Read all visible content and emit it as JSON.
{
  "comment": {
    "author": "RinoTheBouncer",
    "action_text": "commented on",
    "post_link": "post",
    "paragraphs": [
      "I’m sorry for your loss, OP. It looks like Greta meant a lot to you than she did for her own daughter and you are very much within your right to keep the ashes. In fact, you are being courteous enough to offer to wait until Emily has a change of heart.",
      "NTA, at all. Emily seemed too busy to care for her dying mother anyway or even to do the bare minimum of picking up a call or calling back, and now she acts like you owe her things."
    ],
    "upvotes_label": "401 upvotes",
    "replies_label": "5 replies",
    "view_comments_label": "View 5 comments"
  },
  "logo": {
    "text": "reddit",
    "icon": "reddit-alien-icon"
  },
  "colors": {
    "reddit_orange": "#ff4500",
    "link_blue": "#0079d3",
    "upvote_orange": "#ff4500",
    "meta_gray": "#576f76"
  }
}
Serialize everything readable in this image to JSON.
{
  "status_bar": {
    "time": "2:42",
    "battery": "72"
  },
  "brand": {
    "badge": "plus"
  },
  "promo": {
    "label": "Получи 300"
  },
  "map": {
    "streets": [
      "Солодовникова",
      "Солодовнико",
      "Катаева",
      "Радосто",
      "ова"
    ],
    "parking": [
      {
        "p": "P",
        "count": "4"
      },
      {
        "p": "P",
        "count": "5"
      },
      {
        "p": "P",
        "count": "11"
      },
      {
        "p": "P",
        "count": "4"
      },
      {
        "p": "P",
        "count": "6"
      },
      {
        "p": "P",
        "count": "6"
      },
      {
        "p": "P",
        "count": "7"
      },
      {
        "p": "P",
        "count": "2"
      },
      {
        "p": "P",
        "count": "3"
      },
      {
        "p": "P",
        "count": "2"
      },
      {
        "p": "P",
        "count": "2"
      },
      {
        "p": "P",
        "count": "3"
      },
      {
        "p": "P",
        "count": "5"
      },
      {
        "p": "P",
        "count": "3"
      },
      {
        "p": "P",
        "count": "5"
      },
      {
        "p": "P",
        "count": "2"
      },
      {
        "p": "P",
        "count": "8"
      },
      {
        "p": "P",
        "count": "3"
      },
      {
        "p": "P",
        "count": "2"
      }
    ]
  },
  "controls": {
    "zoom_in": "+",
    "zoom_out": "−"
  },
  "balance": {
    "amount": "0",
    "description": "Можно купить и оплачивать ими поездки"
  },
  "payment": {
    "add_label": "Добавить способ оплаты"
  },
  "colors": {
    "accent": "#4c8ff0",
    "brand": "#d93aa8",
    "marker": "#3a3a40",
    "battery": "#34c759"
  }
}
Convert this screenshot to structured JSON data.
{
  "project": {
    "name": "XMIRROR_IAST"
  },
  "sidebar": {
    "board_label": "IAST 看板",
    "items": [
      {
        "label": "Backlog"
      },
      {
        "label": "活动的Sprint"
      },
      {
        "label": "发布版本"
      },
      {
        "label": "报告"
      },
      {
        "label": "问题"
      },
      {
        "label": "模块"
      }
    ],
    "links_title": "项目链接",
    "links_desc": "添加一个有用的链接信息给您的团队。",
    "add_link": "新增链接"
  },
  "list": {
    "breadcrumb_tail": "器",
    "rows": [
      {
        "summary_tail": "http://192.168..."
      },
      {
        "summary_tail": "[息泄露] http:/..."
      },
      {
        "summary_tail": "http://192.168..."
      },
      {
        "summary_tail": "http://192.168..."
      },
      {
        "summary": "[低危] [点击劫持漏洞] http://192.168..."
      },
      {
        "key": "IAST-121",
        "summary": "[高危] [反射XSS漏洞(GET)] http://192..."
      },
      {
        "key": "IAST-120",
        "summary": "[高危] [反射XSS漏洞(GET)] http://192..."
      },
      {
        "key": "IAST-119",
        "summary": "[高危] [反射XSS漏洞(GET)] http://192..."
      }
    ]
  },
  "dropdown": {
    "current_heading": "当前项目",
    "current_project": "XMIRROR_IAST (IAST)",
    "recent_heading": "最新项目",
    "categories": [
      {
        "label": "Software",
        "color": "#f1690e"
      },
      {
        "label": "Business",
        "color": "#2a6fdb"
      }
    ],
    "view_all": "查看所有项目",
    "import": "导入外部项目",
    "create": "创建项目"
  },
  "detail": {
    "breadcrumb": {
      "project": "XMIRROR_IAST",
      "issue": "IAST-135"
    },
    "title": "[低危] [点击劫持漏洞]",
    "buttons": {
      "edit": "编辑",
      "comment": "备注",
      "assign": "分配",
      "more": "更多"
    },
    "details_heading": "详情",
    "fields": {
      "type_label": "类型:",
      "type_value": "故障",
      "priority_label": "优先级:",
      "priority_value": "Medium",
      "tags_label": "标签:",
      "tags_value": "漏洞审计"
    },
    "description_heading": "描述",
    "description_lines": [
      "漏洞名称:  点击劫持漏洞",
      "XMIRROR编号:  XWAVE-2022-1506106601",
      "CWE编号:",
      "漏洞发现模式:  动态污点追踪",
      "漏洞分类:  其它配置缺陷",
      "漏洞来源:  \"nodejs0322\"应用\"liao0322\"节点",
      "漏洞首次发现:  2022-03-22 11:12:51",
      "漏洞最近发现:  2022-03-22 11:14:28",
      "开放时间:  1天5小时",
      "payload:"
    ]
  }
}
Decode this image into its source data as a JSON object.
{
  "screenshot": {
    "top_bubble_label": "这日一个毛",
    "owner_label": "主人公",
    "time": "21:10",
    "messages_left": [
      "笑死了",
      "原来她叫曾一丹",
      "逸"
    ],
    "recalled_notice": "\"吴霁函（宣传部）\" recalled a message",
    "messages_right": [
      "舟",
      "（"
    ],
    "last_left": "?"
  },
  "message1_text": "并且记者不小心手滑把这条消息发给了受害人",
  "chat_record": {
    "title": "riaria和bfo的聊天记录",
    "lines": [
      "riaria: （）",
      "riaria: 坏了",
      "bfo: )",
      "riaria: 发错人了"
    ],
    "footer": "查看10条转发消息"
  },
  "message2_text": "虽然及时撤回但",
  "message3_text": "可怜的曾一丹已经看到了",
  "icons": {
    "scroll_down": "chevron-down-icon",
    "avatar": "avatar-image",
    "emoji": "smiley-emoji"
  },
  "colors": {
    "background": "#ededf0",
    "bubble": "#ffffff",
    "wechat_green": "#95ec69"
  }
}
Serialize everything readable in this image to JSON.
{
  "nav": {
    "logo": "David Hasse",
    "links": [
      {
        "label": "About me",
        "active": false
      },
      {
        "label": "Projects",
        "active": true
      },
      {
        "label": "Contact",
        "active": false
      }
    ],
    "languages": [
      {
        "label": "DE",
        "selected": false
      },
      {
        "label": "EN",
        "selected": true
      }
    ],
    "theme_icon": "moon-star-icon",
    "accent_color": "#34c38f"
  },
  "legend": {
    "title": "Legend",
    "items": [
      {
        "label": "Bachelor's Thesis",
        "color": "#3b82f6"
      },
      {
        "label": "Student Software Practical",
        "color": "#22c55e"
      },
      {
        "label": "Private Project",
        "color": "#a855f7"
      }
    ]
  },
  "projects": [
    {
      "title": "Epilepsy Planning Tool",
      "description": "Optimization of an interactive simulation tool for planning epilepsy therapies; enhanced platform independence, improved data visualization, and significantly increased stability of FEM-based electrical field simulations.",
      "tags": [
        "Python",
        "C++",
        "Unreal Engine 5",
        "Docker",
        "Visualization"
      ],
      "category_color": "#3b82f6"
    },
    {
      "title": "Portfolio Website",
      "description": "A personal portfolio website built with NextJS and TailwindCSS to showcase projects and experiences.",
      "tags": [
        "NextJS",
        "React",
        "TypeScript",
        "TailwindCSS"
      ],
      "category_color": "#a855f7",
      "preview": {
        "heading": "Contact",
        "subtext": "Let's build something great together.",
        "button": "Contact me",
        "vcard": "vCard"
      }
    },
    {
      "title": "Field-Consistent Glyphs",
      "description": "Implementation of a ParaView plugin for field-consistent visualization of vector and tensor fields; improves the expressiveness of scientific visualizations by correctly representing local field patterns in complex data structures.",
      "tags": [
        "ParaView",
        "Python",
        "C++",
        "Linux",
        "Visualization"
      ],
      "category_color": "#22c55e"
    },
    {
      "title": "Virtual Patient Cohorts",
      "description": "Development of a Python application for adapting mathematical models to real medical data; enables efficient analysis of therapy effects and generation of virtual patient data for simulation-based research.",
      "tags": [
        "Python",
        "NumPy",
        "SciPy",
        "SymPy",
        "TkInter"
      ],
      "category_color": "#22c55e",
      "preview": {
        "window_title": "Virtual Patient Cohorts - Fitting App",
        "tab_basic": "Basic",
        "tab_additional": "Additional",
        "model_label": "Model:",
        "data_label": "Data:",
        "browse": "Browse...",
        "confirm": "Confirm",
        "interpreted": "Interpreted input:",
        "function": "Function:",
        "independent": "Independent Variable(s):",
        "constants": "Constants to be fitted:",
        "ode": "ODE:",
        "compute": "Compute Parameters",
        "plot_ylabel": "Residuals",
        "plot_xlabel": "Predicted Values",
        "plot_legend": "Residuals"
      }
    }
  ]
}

.....

Exercise brief: Locate each line containing the string "Residuals" and show it.

Correct result:
        "plot_ylabel": "Residuals",
        "plot_legend": "Residuals"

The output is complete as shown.